**Exercise aim:** Present each line of the entries below that holds the word "name".

[Dataset entries]
>> START
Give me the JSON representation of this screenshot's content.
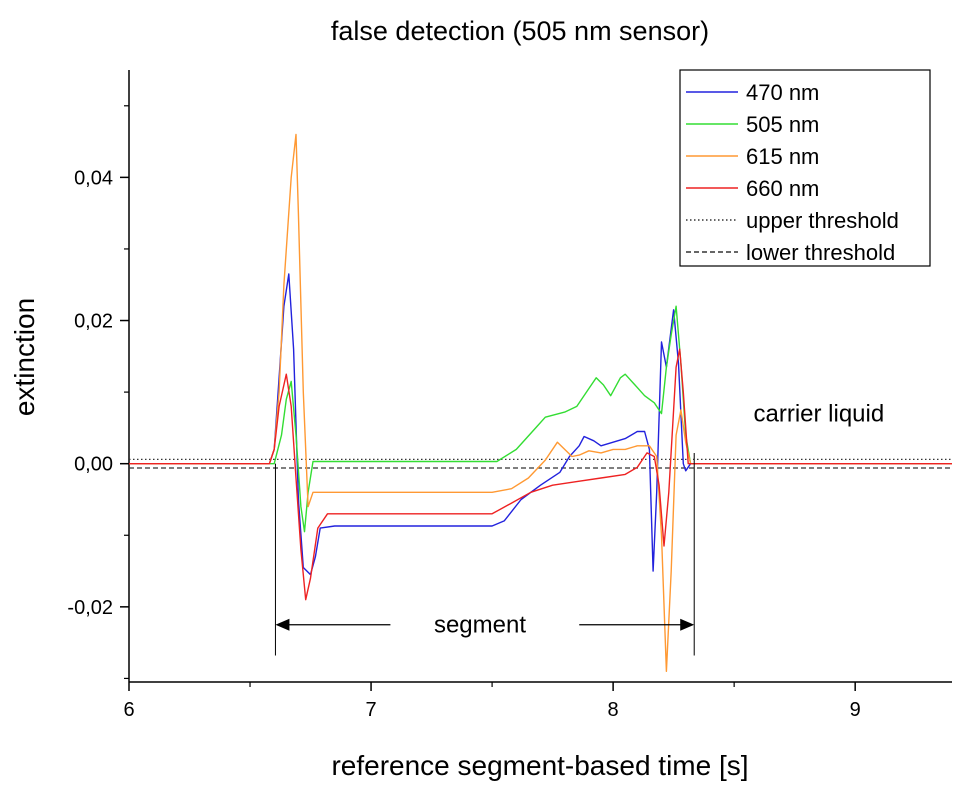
{
  "chart_data": {
    "type": "line",
    "title": "false detection (505 nm sensor)",
    "xlabel": "reference segment-based time [s]",
    "ylabel": "extinction",
    "xlim": [
      6,
      9.4
    ],
    "ylim": [
      -0.0305,
      0.055
    ],
    "grid": false,
    "legend_position": "top-right",
    "xticks": [
      6,
      7,
      8,
      9
    ],
    "xtick_labels": [
      "6",
      "7",
      "8",
      "9"
    ],
    "yticks": [
      -0.02,
      0,
      0.02,
      0.04
    ],
    "ytick_labels": [
      "-0,02",
      "0,00",
      "0,02",
      "0,04"
    ],
    "thresholds": [
      {
        "name": "upper threshold",
        "value": 0.0006,
        "style": "dotted"
      },
      {
        "name": "lower threshold",
        "value": -0.0006,
        "style": "dashed"
      }
    ],
    "series": [
      {
        "name": "470 nm",
        "color": "#2222dd",
        "points": [
          [
            6,
            0
          ],
          [
            6.58,
            0
          ],
          [
            6.6,
            0.002
          ],
          [
            6.62,
            0.012
          ],
          [
            6.64,
            0.022
          ],
          [
            6.66,
            0.0265
          ],
          [
            6.68,
            0.016
          ],
          [
            6.7,
            -0.005
          ],
          [
            6.72,
            -0.0145
          ],
          [
            6.75,
            -0.0155
          ],
          [
            6.77,
            -0.013
          ],
          [
            6.79,
            -0.009
          ],
          [
            6.85,
            -0.0087
          ],
          [
            7.0,
            -0.0087
          ],
          [
            7.5,
            -0.0087
          ],
          [
            7.55,
            -0.008
          ],
          [
            7.62,
            -0.005
          ],
          [
            7.7,
            -0.003
          ],
          [
            7.78,
            -0.0012
          ],
          [
            7.82,
            0.001
          ],
          [
            7.86,
            0.0025
          ],
          [
            7.88,
            0.0038
          ],
          [
            7.92,
            0.0032
          ],
          [
            7.95,
            0.0025
          ],
          [
            8.0,
            0.003
          ],
          [
            8.05,
            0.0035
          ],
          [
            8.1,
            0.0045
          ],
          [
            8.13,
            0.0045
          ],
          [
            8.15,
            0.002
          ],
          [
            8.165,
            -0.015
          ],
          [
            8.18,
            -0.004
          ],
          [
            8.2,
            0.017
          ],
          [
            8.22,
            0.0135
          ],
          [
            8.25,
            0.0215
          ],
          [
            8.27,
            0.014
          ],
          [
            8.29,
            0
          ],
          [
            8.3,
            -0.001
          ],
          [
            8.32,
            0
          ],
          [
            9.4,
            0
          ]
        ]
      },
      {
        "name": "505 nm",
        "color": "#33dd33",
        "points": [
          [
            6,
            0
          ],
          [
            6.6,
            0
          ],
          [
            6.63,
            0.004
          ],
          [
            6.65,
            0.009
          ],
          [
            6.67,
            0.0115
          ],
          [
            6.69,
            0.004
          ],
          [
            6.71,
            -0.006
          ],
          [
            6.725,
            -0.0095
          ],
          [
            6.74,
            -0.004
          ],
          [
            6.76,
            0.0003
          ],
          [
            7.0,
            0.0003
          ],
          [
            7.52,
            0.0003
          ],
          [
            7.6,
            0.002
          ],
          [
            7.68,
            0.005
          ],
          [
            7.72,
            0.0065
          ],
          [
            7.8,
            0.0072
          ],
          [
            7.85,
            0.008
          ],
          [
            7.9,
            0.0105
          ],
          [
            7.93,
            0.012
          ],
          [
            7.96,
            0.011
          ],
          [
            7.99,
            0.0095
          ],
          [
            8.03,
            0.012
          ],
          [
            8.05,
            0.0125
          ],
          [
            8.09,
            0.011
          ],
          [
            8.13,
            0.0095
          ],
          [
            8.17,
            0.0085
          ],
          [
            8.2,
            0.007
          ],
          [
            8.22,
            0.0135
          ],
          [
            8.24,
            0.018
          ],
          [
            8.26,
            0.022
          ],
          [
            8.28,
            0.014
          ],
          [
            8.3,
            0.004
          ],
          [
            8.32,
            0
          ],
          [
            9.4,
            0
          ]
        ]
      },
      {
        "name": "615 nm",
        "color": "#ff9933",
        "points": [
          [
            6,
            0
          ],
          [
            6.58,
            0
          ],
          [
            6.6,
            0.002
          ],
          [
            6.62,
            0.01
          ],
          [
            6.64,
            0.025
          ],
          [
            6.67,
            0.04
          ],
          [
            6.69,
            0.046
          ],
          [
            6.7,
            0.035
          ],
          [
            6.72,
            0.01
          ],
          [
            6.74,
            -0.006
          ],
          [
            6.76,
            -0.004
          ],
          [
            6.8,
            -0.004
          ],
          [
            7.0,
            -0.004
          ],
          [
            7.5,
            -0.004
          ],
          [
            7.58,
            -0.0035
          ],
          [
            7.65,
            -0.002
          ],
          [
            7.72,
            0.0005
          ],
          [
            7.77,
            0.003
          ],
          [
            7.8,
            0.002
          ],
          [
            7.83,
            0.001
          ],
          [
            7.86,
            0.0012
          ],
          [
            7.9,
            0.0018
          ],
          [
            7.95,
            0.0015
          ],
          [
            8.0,
            0.002
          ],
          [
            8.05,
            0.002
          ],
          [
            8.1,
            0.0025
          ],
          [
            8.15,
            0.0025
          ],
          [
            8.18,
            0.001
          ],
          [
            8.2,
            -0.01
          ],
          [
            8.22,
            -0.029
          ],
          [
            8.24,
            -0.015
          ],
          [
            8.26,
            0.004
          ],
          [
            8.28,
            0.0075
          ],
          [
            8.3,
            0.003
          ],
          [
            8.32,
            0
          ],
          [
            9.4,
            0
          ]
        ]
      },
      {
        "name": "660 nm",
        "color": "#ee2222",
        "points": [
          [
            6,
            0
          ],
          [
            6.58,
            0
          ],
          [
            6.6,
            0.002
          ],
          [
            6.62,
            0.008
          ],
          [
            6.65,
            0.0125
          ],
          [
            6.67,
            0.008
          ],
          [
            6.69,
            -0.002
          ],
          [
            6.71,
            -0.012
          ],
          [
            6.73,
            -0.019
          ],
          [
            6.75,
            -0.016
          ],
          [
            6.78,
            -0.009
          ],
          [
            6.82,
            -0.007
          ],
          [
            7.0,
            -0.007
          ],
          [
            7.5,
            -0.007
          ],
          [
            7.58,
            -0.0055
          ],
          [
            7.66,
            -0.004
          ],
          [
            7.75,
            -0.003
          ],
          [
            7.85,
            -0.0025
          ],
          [
            7.95,
            -0.002
          ],
          [
            8.05,
            -0.0015
          ],
          [
            8.1,
            -0.0005
          ],
          [
            8.14,
            0.0015
          ],
          [
            8.17,
            0.001
          ],
          [
            8.19,
            -0.003
          ],
          [
            8.21,
            -0.0115
          ],
          [
            8.23,
            -0.004
          ],
          [
            8.26,
            0.0135
          ],
          [
            8.275,
            0.016
          ],
          [
            8.29,
            0.01
          ],
          [
            8.31,
            0
          ],
          [
            9.4,
            0
          ]
        ]
      }
    ],
    "annotations": [
      {
        "text": "carrier liquid",
        "x": 8.85,
        "y": 0.007
      },
      {
        "text": "segment",
        "x": 7.45,
        "y": -0.0225
      }
    ],
    "segment_marker": {
      "start": 6.605,
      "end": 8.335,
      "arrow_y": -0.0225,
      "line_bottom": -0.0268,
      "start_line_top": 0,
      "end_line_top": 0.0015,
      "label": "segment"
    }
  }
}
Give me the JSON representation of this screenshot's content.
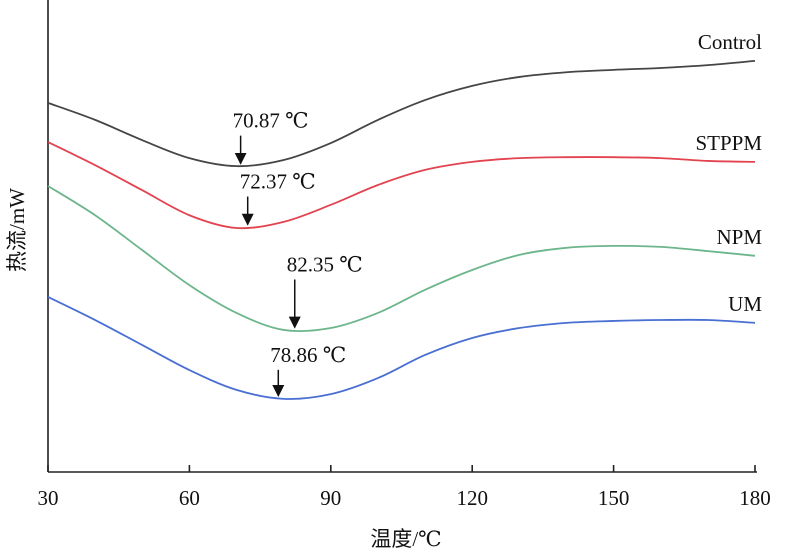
{
  "chart_data": {
    "type": "line",
    "x_label": "温度/℃",
    "y_label": "热流/mW",
    "x": [
      30,
      40,
      50,
      60,
      70,
      80,
      90,
      100,
      110,
      120,
      130,
      140,
      150,
      160,
      170,
      180
    ],
    "xlim": [
      30,
      180
    ],
    "xticks": [
      30,
      60,
      90,
      120,
      150,
      180
    ],
    "ylim": [
      0,
      100
    ],
    "series": [
      {
        "name": "Control",
        "color": "#454545",
        "values": [
          78.2,
          74.6,
          70.3,
          66.5,
          64.8,
          66.1,
          69.7,
          74.6,
          78.8,
          81.8,
          83.7,
          84.7,
          85.2,
          85.6,
          86.2,
          87.1
        ],
        "peak": {
          "value": 70.87,
          "label": "70.87 ℃"
        }
      },
      {
        "name": "STPPM",
        "color": "#e2434f",
        "values": [
          69.9,
          65.0,
          59.7,
          54.4,
          51.7,
          53.0,
          56.6,
          60.8,
          64.0,
          65.7,
          66.5,
          66.7,
          66.7,
          66.5,
          65.9,
          65.7
        ],
        "peak": {
          "value": 72.37,
          "label": "72.37 ℃"
        }
      },
      {
        "name": "NPM",
        "color": "#6db58b",
        "values": [
          60.6,
          54.4,
          47.0,
          39.6,
          33.7,
          30.1,
          30.5,
          33.7,
          38.6,
          42.8,
          46.0,
          47.5,
          47.9,
          47.7,
          46.8,
          45.8
        ],
        "peak": {
          "value": 82.35,
          "label": "82.35 ℃"
        }
      },
      {
        "name": "UM",
        "color": "#4a6fd2",
        "values": [
          37.1,
          32.2,
          26.9,
          21.6,
          17.4,
          15.5,
          16.5,
          19.9,
          24.8,
          28.4,
          30.5,
          31.6,
          32.0,
          32.2,
          32.2,
          31.6
        ],
        "peak": {
          "value": 78.86,
          "label": "78.86 ℃"
        }
      }
    ]
  }
}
>> END
**Solution for this task:**
        "name": "upper threshold",
        "name": "lower threshold",
        "name": "470 nm",
        "name": "505 nm",
        "name": "615 nm",
        "name": "660 nm",
        "name": "Control",
        "name": "STPPM",
        "name": "NPM",
        "name": "UM",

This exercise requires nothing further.